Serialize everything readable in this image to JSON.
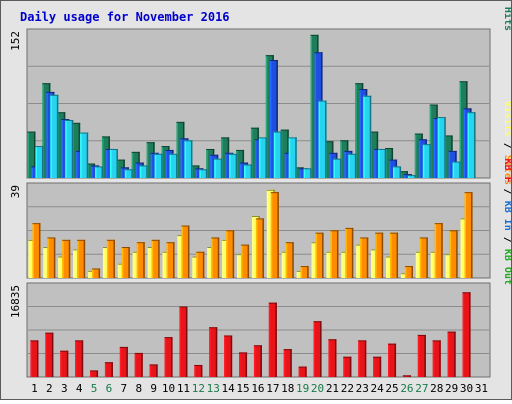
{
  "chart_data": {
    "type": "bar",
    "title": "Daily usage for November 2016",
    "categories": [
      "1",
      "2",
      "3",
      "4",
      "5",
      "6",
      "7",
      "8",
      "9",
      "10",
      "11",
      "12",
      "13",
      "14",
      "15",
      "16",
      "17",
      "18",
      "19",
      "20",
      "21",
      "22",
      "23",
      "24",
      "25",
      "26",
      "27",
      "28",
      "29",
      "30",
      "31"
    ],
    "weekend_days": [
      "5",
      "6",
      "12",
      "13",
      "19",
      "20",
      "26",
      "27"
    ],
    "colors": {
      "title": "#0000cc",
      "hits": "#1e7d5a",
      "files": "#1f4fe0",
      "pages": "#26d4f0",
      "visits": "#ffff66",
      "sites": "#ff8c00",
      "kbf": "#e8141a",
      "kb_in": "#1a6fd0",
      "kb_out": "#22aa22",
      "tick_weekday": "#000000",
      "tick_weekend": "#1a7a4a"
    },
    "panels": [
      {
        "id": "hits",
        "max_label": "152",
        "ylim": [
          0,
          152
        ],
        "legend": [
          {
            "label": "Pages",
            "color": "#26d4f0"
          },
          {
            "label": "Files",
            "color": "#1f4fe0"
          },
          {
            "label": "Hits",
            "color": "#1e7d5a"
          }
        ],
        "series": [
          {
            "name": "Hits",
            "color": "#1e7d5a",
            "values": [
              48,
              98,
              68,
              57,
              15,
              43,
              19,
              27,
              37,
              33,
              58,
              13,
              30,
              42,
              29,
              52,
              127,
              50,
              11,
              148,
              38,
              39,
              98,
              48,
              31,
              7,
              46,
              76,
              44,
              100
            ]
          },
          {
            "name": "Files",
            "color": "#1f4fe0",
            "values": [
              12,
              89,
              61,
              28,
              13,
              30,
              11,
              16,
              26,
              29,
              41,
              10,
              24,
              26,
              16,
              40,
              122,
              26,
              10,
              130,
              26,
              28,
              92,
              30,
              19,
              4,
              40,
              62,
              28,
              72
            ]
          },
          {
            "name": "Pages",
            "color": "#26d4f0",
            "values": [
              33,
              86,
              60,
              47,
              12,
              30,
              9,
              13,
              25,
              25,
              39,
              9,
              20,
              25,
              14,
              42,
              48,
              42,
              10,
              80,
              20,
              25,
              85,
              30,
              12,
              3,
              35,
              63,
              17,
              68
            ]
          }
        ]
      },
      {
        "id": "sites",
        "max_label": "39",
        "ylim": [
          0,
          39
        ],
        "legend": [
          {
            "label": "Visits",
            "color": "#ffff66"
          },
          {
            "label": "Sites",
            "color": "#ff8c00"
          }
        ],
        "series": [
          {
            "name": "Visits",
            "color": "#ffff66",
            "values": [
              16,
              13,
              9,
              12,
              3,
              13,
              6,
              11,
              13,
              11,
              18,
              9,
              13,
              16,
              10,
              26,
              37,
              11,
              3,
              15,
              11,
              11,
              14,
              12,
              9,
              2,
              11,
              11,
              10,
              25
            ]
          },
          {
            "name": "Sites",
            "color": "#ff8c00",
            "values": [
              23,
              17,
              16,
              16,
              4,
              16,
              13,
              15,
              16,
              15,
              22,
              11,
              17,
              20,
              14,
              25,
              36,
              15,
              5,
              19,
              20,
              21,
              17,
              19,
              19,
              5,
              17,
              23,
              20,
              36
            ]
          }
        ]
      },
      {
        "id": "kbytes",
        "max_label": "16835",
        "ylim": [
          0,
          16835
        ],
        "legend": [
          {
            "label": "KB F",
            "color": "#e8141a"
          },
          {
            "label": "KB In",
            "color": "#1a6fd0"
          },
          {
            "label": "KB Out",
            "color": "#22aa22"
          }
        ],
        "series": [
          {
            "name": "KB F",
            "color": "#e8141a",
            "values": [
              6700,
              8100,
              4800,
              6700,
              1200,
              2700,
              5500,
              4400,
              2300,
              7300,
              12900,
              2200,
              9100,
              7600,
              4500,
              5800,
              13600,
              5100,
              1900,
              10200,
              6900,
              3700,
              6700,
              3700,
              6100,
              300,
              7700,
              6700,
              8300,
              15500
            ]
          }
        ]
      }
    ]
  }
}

--

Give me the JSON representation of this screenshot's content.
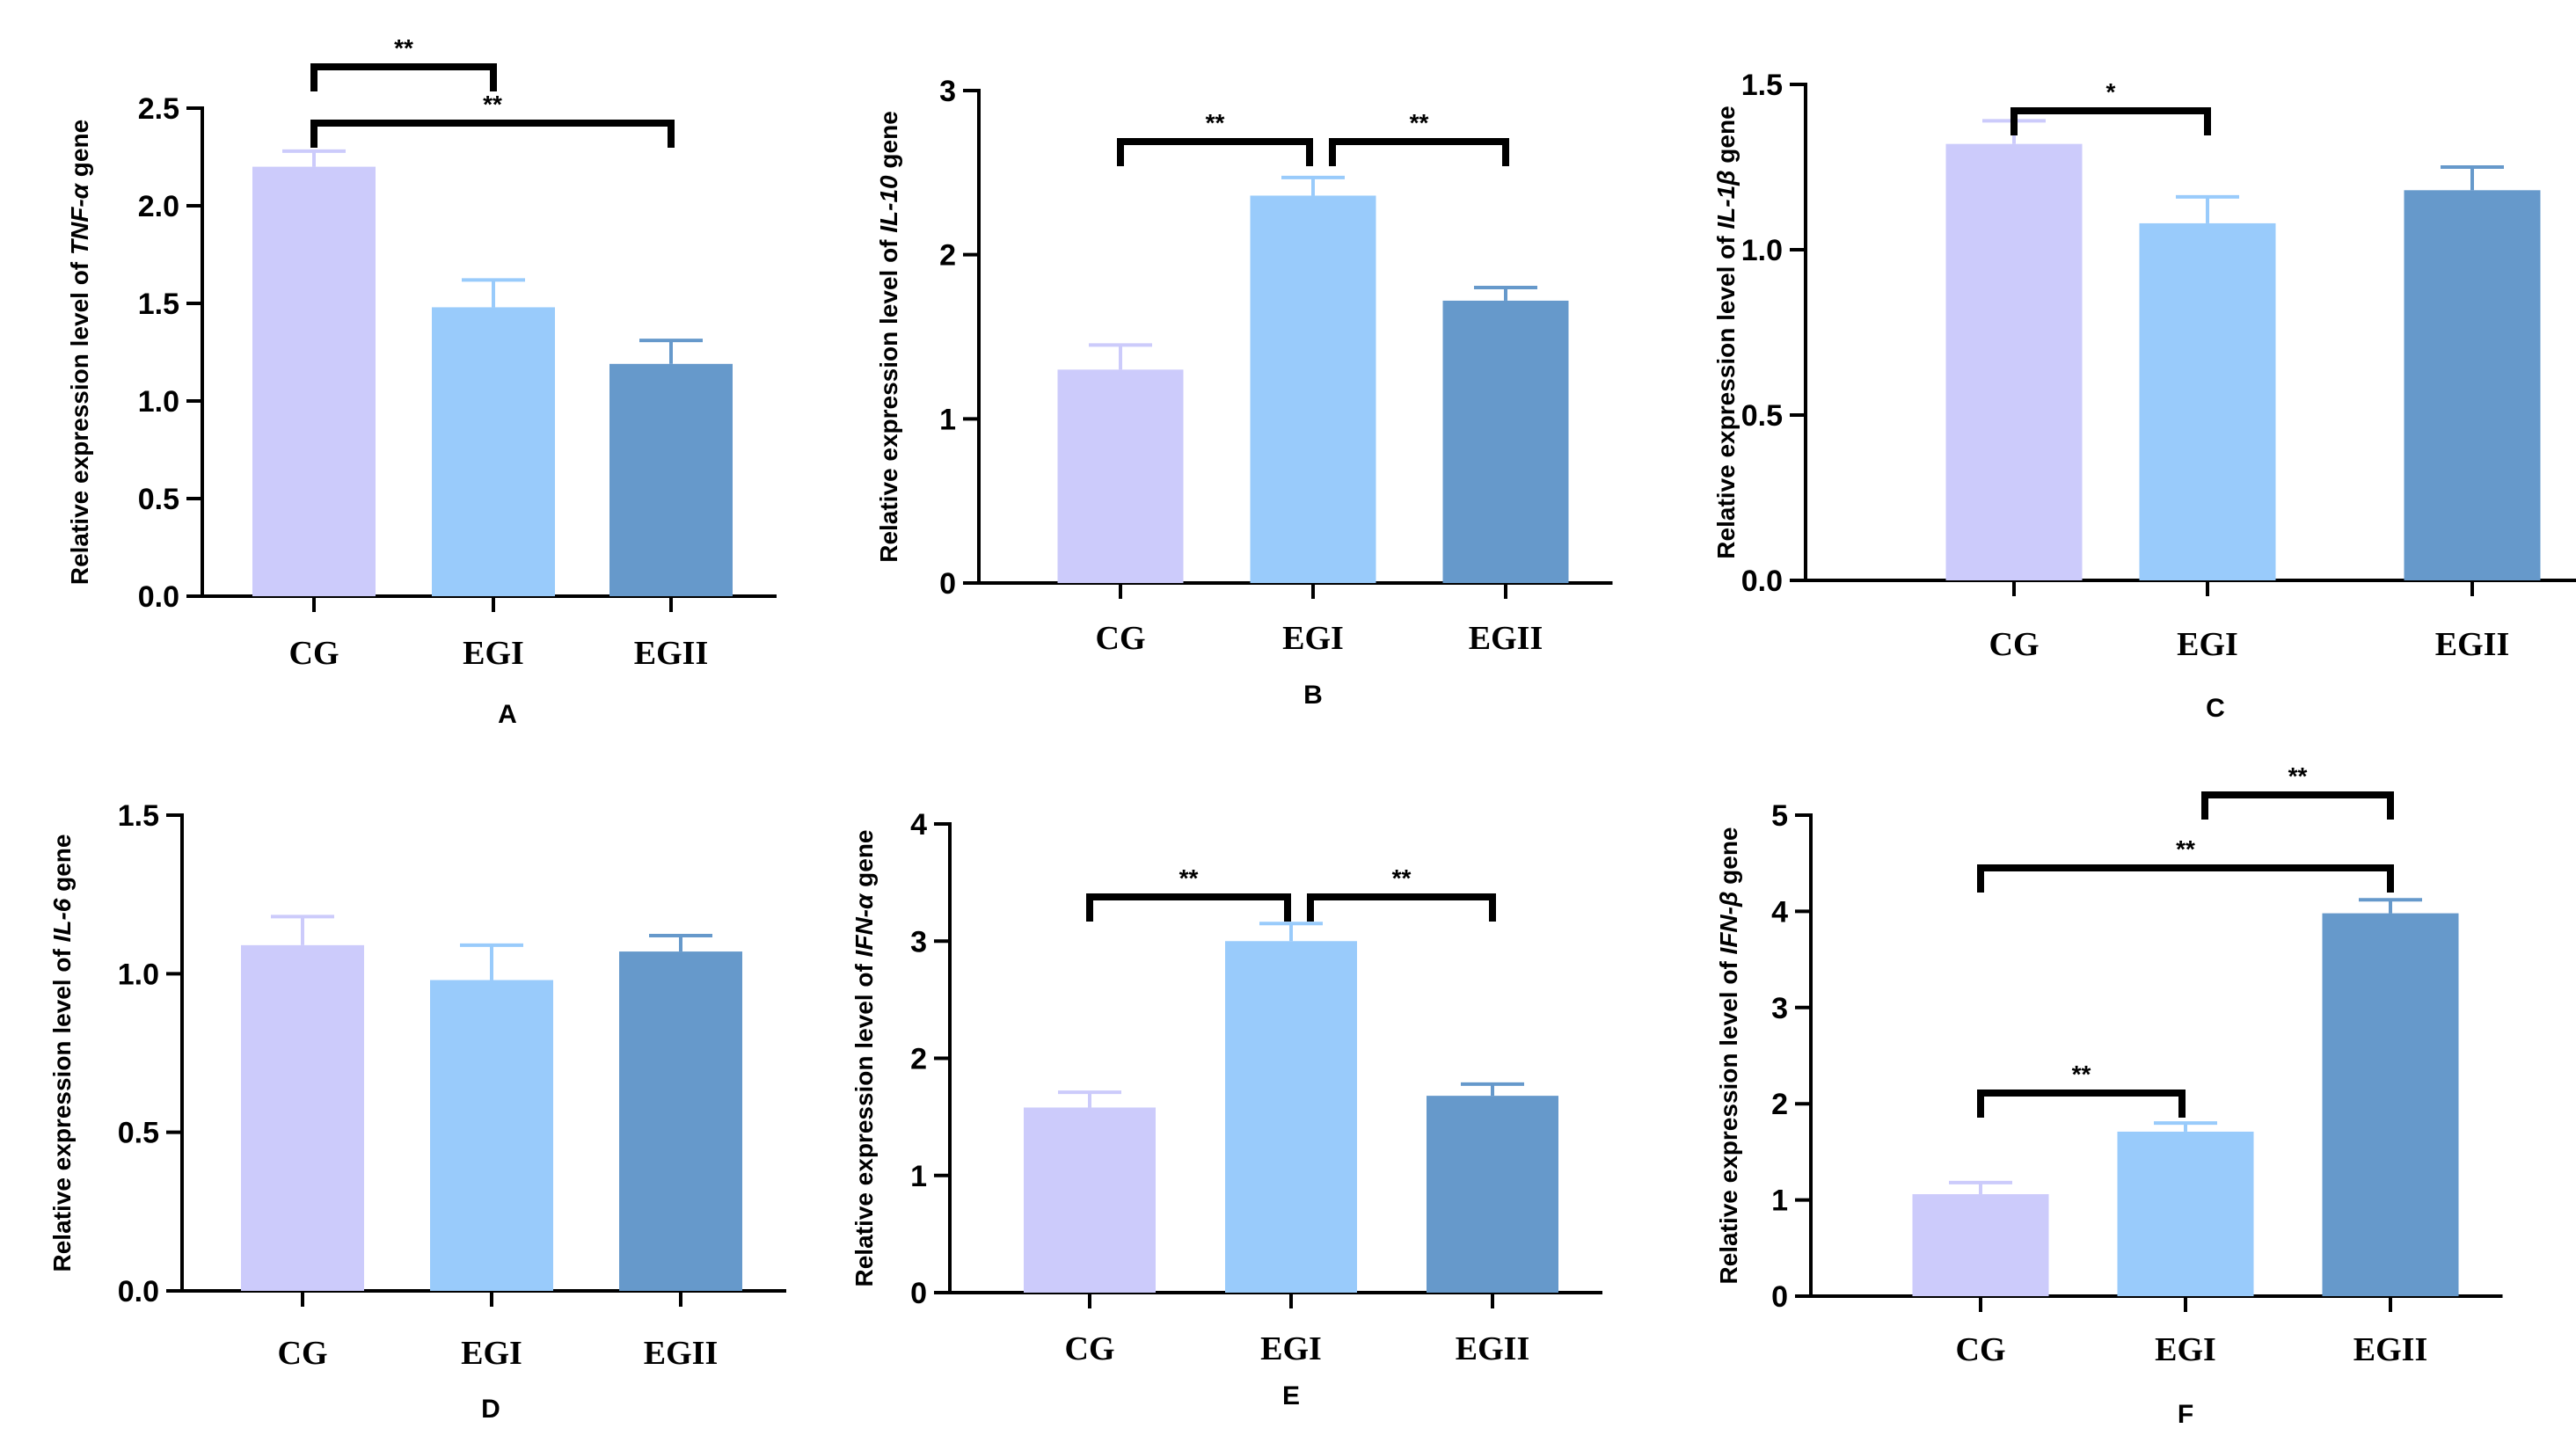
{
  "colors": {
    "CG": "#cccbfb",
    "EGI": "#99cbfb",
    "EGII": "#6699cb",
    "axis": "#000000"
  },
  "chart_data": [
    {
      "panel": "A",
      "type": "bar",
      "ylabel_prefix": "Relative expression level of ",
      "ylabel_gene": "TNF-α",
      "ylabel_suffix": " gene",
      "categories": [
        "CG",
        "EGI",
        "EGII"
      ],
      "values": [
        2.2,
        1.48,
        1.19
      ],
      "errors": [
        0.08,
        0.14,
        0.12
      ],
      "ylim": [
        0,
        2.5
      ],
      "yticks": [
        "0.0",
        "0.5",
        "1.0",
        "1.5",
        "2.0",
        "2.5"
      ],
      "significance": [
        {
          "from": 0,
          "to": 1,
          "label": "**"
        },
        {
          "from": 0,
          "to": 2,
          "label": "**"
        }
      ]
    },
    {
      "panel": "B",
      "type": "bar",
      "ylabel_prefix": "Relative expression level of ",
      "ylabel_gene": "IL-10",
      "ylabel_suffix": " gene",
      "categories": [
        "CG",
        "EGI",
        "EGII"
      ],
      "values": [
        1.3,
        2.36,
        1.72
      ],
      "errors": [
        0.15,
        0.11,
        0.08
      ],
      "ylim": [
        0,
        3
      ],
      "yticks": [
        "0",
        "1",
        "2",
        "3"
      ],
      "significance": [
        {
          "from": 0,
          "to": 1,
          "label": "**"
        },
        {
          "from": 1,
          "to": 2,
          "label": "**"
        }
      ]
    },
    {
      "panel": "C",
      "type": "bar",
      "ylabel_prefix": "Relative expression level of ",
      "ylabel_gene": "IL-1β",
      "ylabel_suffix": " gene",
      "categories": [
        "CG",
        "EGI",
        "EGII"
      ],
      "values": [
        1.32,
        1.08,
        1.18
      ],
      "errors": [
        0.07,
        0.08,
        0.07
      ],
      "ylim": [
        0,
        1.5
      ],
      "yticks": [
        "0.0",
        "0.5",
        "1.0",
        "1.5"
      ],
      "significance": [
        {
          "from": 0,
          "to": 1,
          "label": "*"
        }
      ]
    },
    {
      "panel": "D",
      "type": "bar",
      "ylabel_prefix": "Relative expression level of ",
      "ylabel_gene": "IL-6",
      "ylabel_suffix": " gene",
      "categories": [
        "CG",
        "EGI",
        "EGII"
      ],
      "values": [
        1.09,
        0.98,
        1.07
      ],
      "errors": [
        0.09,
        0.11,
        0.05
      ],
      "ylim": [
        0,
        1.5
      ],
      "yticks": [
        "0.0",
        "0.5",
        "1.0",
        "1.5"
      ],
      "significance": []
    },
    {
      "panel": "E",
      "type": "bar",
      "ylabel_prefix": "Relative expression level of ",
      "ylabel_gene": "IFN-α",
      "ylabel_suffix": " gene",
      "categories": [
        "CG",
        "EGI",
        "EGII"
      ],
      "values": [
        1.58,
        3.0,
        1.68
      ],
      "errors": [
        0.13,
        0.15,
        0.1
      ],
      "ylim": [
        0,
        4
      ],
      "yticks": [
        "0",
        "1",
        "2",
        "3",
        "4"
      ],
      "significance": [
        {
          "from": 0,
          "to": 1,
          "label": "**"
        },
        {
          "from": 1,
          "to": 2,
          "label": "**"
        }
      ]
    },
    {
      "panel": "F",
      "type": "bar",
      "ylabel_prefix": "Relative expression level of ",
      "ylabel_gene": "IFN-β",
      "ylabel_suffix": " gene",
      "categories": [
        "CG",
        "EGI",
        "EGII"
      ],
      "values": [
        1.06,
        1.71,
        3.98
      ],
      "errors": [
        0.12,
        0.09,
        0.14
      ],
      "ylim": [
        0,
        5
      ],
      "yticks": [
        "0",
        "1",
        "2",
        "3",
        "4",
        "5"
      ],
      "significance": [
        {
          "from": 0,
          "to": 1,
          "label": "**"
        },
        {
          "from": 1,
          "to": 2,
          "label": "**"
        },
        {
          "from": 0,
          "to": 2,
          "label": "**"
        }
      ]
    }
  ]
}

# Exercise prompt
Which lines of the material contain the string "JSON"? List each of them.

# Expected answer
Serialize everything readable in this image to JSON.
Give me the JSON representation of this screenshot's content.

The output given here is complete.